Rows from a figure dataset
▬▬▬▬▬▬▬▬▬▬
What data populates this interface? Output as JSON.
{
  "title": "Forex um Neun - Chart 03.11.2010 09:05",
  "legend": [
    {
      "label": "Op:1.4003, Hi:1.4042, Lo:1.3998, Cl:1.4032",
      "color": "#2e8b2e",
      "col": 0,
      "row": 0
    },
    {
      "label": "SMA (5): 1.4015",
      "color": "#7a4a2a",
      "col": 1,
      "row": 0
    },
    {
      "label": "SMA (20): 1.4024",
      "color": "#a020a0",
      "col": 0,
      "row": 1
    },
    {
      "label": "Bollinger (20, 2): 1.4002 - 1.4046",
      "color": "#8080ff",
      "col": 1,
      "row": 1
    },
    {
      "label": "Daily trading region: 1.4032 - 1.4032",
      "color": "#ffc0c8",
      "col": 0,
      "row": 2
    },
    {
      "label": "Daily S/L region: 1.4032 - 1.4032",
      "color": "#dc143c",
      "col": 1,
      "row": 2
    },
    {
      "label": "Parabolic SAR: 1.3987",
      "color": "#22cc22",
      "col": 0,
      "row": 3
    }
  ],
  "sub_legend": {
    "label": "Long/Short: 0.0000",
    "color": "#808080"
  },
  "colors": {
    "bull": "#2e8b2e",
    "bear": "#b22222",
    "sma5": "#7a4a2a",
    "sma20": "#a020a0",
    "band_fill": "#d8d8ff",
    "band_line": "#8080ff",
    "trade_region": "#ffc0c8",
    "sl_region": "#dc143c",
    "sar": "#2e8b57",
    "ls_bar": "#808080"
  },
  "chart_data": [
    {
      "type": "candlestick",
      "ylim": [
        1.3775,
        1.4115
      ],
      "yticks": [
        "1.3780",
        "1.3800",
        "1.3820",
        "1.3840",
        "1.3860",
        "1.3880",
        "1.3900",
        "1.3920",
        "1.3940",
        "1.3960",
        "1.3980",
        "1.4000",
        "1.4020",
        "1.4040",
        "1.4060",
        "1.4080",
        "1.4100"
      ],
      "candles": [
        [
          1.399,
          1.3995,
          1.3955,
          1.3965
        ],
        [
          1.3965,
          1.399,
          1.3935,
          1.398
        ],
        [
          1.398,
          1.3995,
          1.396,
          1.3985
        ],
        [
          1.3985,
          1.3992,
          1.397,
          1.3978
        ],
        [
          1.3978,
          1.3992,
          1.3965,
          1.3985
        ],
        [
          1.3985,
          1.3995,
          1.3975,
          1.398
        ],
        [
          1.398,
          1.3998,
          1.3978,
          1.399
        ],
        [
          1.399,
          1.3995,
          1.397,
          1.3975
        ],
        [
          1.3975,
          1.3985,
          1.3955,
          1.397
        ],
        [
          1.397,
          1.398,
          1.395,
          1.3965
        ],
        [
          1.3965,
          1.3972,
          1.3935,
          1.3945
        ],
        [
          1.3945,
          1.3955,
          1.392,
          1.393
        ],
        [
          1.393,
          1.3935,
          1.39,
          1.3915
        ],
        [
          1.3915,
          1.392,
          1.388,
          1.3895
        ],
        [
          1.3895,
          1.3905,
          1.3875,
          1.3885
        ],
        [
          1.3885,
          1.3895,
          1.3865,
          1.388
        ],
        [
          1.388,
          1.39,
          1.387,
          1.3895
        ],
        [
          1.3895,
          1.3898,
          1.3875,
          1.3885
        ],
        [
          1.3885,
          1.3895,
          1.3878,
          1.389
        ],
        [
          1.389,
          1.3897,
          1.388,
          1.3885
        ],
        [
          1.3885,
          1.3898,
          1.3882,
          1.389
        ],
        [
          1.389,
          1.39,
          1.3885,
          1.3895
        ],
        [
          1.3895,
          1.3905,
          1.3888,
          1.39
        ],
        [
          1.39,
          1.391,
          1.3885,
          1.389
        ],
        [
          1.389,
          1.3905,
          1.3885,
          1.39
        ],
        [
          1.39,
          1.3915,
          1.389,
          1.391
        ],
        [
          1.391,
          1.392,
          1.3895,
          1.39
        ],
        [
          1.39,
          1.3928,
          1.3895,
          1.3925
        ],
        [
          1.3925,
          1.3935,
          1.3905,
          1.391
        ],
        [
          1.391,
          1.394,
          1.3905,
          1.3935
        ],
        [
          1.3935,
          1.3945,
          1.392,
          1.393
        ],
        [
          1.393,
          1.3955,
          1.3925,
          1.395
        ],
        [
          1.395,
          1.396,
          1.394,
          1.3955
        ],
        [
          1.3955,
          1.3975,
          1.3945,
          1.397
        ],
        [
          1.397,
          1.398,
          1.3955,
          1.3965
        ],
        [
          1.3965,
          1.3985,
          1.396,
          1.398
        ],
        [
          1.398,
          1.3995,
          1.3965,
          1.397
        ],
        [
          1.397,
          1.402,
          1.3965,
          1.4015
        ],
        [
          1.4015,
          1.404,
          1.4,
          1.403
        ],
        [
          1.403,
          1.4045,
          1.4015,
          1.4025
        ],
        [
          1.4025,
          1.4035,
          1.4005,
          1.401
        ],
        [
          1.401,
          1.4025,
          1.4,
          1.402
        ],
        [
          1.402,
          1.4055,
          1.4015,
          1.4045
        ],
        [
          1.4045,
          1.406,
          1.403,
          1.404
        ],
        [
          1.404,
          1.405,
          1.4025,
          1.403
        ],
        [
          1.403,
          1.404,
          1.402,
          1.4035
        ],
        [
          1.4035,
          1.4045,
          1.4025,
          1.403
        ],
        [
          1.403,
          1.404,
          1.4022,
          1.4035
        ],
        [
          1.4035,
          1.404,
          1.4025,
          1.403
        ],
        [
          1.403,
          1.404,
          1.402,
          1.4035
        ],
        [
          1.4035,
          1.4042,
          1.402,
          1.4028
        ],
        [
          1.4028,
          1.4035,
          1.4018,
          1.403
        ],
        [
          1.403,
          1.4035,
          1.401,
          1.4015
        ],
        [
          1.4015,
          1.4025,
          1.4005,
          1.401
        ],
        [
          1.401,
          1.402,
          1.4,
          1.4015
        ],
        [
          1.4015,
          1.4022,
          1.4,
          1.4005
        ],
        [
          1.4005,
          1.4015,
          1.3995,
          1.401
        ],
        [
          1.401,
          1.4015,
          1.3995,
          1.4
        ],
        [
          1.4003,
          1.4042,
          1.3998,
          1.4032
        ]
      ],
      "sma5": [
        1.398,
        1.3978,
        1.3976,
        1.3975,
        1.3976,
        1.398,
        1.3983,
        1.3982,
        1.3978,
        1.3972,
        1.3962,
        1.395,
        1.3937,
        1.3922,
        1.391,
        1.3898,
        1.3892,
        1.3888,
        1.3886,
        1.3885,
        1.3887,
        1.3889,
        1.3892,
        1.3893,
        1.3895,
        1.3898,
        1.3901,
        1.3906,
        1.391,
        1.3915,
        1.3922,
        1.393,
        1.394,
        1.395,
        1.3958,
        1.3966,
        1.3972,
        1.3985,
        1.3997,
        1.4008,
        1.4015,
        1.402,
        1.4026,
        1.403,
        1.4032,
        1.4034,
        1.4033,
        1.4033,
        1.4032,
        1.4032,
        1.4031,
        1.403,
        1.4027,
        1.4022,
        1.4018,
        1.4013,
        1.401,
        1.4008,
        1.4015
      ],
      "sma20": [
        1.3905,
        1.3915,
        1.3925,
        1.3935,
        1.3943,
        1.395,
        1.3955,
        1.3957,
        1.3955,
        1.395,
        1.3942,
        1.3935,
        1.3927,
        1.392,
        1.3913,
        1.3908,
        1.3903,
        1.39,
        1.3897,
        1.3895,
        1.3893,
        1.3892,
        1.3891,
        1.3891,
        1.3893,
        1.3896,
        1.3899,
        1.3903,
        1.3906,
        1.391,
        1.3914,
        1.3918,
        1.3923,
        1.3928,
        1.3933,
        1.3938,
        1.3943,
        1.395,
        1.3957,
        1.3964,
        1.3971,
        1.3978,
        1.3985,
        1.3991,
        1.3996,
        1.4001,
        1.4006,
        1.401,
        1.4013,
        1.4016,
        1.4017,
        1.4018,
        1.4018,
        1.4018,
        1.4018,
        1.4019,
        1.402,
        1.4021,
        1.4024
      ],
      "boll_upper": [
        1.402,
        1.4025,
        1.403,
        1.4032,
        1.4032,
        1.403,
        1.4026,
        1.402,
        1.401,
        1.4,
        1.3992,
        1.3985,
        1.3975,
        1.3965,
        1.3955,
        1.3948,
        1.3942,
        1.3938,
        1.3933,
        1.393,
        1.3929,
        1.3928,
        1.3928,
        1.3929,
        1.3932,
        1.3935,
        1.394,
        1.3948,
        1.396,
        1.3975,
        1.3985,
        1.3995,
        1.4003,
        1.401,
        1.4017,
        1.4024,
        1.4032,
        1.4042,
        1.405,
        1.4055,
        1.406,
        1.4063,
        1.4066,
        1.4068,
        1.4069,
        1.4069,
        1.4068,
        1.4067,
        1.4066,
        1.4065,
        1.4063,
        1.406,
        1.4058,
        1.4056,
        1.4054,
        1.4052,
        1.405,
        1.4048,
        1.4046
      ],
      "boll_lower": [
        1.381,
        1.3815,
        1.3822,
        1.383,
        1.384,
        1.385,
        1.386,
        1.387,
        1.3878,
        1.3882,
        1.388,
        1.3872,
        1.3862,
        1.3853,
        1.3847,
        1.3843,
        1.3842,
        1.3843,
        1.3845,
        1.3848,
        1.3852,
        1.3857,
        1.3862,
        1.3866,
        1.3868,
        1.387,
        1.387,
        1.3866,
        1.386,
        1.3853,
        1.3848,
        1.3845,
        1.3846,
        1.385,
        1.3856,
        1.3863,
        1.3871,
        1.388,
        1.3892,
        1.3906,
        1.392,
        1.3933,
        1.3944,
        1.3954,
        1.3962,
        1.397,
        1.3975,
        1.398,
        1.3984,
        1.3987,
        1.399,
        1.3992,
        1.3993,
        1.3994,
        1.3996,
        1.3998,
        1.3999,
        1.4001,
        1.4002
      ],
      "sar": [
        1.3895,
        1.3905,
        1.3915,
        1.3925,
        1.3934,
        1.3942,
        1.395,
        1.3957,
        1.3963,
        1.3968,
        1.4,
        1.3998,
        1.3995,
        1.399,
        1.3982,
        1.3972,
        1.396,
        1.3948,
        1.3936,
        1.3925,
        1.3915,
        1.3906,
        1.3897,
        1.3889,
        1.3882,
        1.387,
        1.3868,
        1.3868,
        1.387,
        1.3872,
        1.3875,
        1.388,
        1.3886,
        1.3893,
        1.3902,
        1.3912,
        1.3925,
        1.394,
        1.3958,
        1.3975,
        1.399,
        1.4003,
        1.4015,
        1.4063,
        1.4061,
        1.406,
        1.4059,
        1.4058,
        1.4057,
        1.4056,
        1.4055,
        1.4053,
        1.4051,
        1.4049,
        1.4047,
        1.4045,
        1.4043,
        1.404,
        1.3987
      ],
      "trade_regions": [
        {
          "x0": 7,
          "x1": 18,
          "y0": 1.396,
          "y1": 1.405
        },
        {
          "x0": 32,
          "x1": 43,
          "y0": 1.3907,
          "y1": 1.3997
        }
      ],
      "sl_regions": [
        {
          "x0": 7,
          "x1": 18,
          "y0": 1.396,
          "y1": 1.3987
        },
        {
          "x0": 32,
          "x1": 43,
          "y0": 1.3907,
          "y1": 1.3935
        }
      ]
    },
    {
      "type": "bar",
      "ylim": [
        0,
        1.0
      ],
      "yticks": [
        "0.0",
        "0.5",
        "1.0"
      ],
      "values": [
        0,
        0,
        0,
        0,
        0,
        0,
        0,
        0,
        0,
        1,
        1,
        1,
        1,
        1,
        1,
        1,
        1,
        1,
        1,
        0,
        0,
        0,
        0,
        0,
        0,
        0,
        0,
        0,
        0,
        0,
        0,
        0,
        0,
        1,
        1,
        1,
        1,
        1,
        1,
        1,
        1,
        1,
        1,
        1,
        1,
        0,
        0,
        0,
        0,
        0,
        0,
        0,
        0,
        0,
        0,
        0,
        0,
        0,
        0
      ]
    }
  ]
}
▬▬▬▬▬▬▬▬▬▬
§ **Written exercise**
Your task is to gather all lines from the entries above that hold the word "label".

§ **Result of the task**
      "label": "Op:1.4003, Hi:1.4042, Lo:1.3998, Cl:1.4032",
      "label": "SMA (5): 1.4015",
      "label": "SMA (20): 1.4024",
      "label": "Bollinger (20, 2): 1.4002 - 1.4046",
      "label": "Daily trading region: 1.4032 - 1.4032",
      "label": "Daily S/L region: 1.4032 - 1.4032",
      "label": "Parabolic SAR: 1.3987",
    "label": "Long/Short: 0.0000",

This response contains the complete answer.